OBJECTIVE:
Copy out the lines that include the word "ylabel".

RECORDED DATA:
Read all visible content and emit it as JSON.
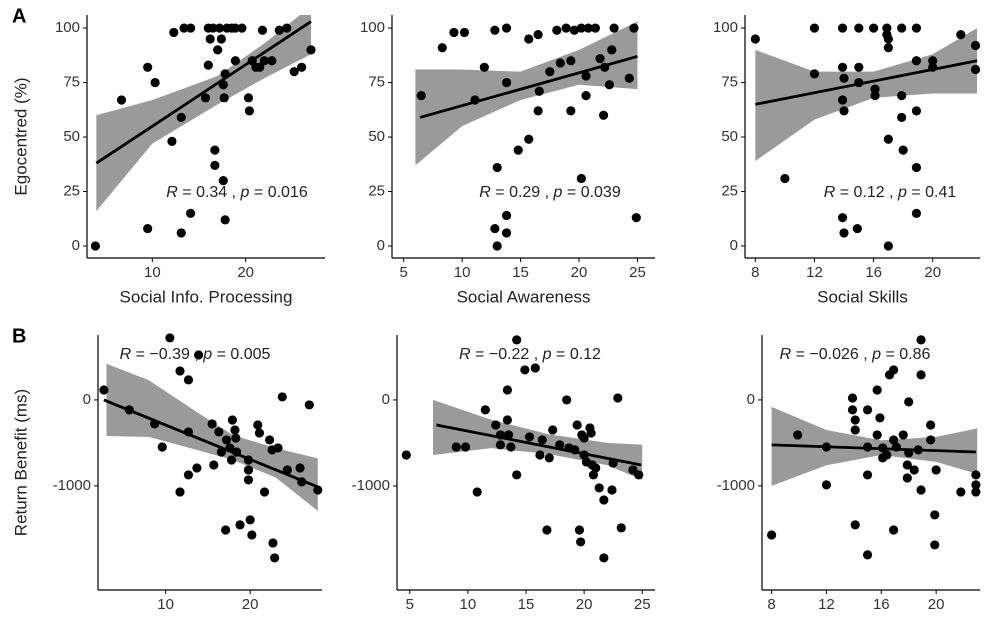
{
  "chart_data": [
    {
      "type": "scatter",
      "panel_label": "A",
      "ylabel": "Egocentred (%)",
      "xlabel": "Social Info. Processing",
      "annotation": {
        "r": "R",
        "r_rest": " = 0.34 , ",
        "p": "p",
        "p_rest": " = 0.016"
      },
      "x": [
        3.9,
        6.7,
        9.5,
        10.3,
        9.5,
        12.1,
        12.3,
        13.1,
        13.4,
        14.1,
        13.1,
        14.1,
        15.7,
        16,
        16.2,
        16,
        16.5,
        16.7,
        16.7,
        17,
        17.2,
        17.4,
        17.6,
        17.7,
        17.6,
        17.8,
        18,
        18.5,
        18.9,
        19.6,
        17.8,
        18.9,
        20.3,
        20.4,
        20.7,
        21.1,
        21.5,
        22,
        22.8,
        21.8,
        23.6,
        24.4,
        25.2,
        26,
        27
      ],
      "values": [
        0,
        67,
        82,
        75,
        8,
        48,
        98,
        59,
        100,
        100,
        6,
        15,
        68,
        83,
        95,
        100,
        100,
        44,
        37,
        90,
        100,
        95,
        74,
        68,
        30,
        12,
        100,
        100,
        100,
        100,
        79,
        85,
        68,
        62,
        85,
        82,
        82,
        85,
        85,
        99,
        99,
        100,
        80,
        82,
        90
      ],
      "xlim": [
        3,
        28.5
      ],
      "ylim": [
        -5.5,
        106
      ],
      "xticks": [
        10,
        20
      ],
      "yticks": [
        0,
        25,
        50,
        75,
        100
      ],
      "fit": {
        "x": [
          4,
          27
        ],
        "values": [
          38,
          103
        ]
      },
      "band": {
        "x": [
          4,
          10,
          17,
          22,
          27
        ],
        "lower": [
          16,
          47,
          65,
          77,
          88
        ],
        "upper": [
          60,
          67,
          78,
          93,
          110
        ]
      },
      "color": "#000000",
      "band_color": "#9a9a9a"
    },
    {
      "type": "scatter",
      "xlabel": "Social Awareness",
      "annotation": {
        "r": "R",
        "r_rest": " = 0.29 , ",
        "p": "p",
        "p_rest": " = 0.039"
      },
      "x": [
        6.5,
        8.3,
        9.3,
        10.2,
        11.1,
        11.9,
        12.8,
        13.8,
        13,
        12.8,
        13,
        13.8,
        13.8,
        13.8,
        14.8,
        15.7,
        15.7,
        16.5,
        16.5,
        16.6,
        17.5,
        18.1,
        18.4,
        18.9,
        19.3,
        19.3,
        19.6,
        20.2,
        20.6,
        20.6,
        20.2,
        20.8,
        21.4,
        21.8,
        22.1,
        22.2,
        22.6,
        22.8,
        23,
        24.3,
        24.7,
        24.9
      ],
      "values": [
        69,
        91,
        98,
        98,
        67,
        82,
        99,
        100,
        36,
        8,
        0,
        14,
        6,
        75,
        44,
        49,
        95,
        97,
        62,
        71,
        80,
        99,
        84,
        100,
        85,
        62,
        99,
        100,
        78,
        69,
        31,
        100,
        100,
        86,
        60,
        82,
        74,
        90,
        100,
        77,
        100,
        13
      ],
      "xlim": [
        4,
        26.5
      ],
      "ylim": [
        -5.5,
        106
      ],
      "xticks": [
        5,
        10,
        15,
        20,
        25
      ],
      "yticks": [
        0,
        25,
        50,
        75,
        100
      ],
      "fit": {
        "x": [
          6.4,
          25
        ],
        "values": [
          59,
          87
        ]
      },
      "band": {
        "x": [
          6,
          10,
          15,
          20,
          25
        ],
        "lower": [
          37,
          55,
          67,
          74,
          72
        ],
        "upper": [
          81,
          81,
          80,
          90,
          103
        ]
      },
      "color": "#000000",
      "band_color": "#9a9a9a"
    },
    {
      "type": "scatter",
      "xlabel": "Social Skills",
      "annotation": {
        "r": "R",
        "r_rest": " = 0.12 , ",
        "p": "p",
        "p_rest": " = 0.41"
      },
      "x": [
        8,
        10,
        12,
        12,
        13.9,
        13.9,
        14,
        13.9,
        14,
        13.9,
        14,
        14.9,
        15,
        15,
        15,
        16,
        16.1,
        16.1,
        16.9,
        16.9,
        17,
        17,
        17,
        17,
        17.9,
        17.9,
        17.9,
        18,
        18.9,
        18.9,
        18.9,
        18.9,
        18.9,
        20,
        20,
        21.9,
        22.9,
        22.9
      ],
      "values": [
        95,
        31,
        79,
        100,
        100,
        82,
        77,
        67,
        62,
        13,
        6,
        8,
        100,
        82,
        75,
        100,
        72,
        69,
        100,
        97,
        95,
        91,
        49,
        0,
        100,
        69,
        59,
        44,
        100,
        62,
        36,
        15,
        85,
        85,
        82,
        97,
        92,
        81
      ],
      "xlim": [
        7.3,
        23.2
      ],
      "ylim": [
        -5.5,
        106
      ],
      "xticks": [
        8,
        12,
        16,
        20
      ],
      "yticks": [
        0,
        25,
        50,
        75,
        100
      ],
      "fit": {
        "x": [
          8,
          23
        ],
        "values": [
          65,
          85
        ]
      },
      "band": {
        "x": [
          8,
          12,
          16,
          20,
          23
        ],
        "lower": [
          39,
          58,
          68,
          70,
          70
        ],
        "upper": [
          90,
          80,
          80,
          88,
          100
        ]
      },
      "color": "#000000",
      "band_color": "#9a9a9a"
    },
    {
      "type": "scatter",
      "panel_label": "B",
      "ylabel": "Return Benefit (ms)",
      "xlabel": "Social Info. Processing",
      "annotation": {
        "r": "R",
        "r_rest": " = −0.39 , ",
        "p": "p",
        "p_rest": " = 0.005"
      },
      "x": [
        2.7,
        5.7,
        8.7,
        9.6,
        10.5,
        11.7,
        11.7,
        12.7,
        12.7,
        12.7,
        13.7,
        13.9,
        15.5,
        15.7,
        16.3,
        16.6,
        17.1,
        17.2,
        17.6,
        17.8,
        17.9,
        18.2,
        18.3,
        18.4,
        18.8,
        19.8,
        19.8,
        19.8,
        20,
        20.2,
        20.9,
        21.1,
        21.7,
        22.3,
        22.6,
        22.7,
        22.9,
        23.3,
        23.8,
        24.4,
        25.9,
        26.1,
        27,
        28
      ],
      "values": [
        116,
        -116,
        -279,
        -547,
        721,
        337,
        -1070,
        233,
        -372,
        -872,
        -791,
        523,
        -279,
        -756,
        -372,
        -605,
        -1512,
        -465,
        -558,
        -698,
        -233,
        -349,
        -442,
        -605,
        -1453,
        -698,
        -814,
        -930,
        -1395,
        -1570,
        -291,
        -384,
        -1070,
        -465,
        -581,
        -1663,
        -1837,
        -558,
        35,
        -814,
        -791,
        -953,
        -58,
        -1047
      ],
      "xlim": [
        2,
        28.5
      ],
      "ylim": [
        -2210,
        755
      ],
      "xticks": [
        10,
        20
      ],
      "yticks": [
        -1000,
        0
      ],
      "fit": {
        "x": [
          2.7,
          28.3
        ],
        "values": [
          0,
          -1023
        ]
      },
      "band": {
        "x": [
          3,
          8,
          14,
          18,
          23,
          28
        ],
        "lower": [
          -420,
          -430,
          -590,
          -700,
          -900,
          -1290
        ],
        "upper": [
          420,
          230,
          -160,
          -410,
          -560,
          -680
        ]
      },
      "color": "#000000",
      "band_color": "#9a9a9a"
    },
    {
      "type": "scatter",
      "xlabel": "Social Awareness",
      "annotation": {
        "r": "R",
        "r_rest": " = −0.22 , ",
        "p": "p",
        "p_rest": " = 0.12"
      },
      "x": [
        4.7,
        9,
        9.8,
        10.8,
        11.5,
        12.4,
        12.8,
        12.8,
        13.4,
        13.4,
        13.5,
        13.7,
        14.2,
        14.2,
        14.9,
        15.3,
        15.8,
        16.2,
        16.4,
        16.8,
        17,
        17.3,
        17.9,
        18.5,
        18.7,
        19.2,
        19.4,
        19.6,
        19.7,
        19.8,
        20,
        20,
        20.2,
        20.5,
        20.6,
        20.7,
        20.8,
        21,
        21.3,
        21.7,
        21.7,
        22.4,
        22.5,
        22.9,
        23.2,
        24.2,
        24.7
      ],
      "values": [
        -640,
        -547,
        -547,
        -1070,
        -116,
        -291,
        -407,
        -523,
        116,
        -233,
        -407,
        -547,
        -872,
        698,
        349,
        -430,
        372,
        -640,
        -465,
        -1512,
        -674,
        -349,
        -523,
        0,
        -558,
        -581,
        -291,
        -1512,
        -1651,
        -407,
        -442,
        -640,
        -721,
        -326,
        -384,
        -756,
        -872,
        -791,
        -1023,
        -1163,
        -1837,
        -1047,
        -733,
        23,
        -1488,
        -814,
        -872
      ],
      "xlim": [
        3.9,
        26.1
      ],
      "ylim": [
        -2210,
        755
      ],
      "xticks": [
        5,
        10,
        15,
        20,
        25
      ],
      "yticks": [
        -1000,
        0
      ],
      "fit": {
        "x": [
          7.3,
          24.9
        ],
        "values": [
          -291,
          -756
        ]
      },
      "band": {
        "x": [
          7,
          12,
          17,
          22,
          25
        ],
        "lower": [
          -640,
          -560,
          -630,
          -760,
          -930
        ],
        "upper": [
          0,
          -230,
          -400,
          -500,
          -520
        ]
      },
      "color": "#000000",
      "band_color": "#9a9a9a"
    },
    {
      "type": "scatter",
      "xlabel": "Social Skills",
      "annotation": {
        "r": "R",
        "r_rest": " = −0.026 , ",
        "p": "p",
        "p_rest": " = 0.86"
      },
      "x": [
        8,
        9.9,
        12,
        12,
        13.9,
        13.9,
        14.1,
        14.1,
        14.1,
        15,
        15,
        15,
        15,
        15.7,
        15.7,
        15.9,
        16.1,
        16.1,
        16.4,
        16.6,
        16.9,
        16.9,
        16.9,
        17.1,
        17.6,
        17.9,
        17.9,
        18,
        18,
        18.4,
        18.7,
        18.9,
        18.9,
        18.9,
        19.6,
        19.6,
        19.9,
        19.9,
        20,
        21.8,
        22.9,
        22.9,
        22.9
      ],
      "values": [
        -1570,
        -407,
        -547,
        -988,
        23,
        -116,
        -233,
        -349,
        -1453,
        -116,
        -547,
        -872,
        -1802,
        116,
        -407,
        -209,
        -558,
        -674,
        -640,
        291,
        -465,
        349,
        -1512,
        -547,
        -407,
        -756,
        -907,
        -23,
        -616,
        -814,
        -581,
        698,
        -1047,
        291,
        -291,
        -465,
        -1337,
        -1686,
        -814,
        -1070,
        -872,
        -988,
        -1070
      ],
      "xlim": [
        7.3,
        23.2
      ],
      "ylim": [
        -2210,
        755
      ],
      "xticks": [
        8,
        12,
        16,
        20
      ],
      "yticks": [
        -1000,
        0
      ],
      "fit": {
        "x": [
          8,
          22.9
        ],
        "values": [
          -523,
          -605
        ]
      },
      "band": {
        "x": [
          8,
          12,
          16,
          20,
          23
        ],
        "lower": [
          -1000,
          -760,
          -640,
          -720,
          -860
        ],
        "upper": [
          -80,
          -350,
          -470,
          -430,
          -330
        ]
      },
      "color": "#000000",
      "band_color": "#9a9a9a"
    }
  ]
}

SOLUTION FOR THIS PROBLEM:
      "ylabel": "Egocentred (%)",
      "ylabel": "Return Benefit (ms)",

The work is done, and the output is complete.